:: Goal of the exercise ::
State how many lines in these records contain the word "corvées", and nothing else.
Begin
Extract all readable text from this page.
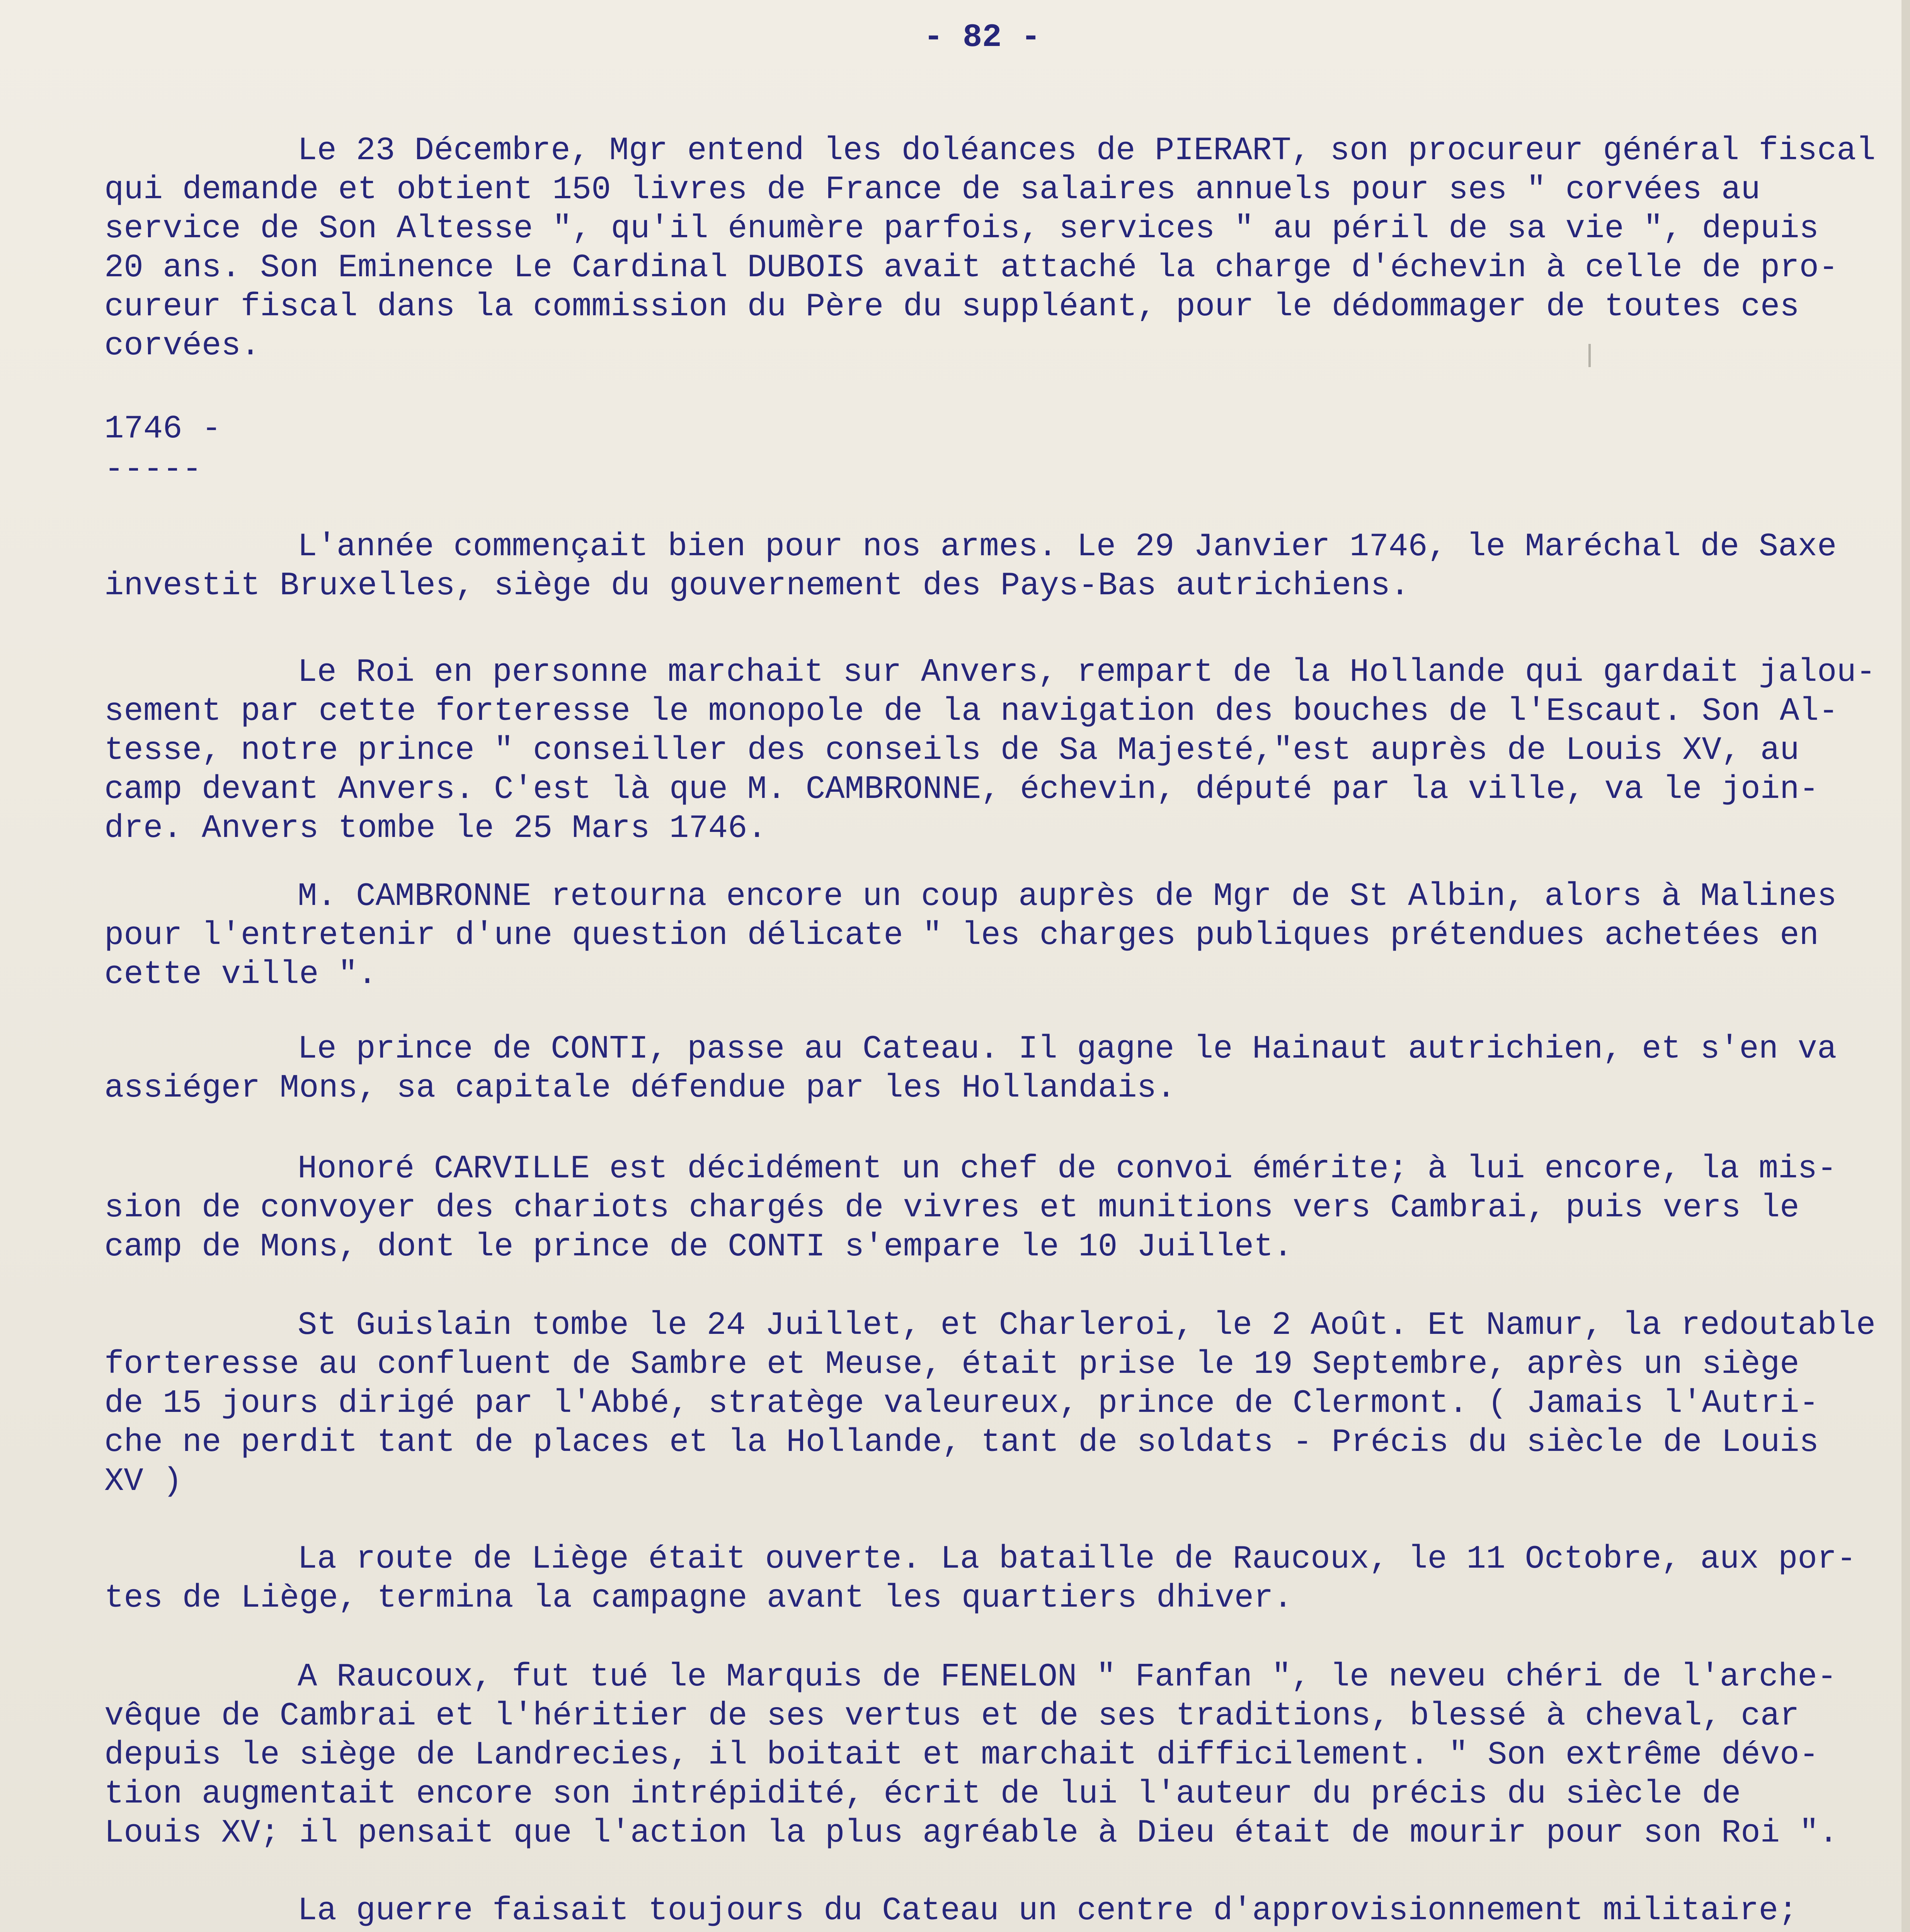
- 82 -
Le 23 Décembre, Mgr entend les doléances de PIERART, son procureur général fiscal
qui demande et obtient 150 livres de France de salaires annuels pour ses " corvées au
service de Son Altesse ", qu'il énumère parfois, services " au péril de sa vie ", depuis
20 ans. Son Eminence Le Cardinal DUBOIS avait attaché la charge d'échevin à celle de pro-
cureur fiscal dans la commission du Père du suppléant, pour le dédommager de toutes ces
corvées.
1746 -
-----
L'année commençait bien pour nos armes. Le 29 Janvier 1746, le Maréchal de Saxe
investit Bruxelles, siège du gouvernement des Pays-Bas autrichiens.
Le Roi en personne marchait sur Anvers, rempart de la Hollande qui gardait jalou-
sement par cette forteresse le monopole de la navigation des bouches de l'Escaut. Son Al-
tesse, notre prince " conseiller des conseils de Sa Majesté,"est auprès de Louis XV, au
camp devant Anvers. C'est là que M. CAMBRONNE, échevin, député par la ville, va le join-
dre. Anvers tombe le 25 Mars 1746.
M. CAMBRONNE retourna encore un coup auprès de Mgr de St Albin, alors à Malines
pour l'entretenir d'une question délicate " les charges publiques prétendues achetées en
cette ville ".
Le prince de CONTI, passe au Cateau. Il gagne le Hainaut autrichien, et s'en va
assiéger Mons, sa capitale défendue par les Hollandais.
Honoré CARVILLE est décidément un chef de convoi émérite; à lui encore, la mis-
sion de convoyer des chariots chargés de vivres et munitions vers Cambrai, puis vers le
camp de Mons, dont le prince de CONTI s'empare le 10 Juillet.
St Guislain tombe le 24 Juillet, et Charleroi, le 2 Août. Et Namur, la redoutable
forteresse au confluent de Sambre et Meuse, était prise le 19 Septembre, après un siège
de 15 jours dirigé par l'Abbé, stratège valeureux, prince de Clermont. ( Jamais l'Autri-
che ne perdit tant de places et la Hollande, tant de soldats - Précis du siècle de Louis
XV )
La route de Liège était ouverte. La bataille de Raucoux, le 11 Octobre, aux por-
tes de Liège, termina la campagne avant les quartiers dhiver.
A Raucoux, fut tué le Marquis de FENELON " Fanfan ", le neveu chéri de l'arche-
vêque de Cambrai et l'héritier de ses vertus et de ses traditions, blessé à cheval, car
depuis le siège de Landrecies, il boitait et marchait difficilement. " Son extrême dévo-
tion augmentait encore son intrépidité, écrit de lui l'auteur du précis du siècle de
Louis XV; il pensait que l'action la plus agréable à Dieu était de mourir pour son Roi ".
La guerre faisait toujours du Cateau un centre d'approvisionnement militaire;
End
:: Correct result ::
2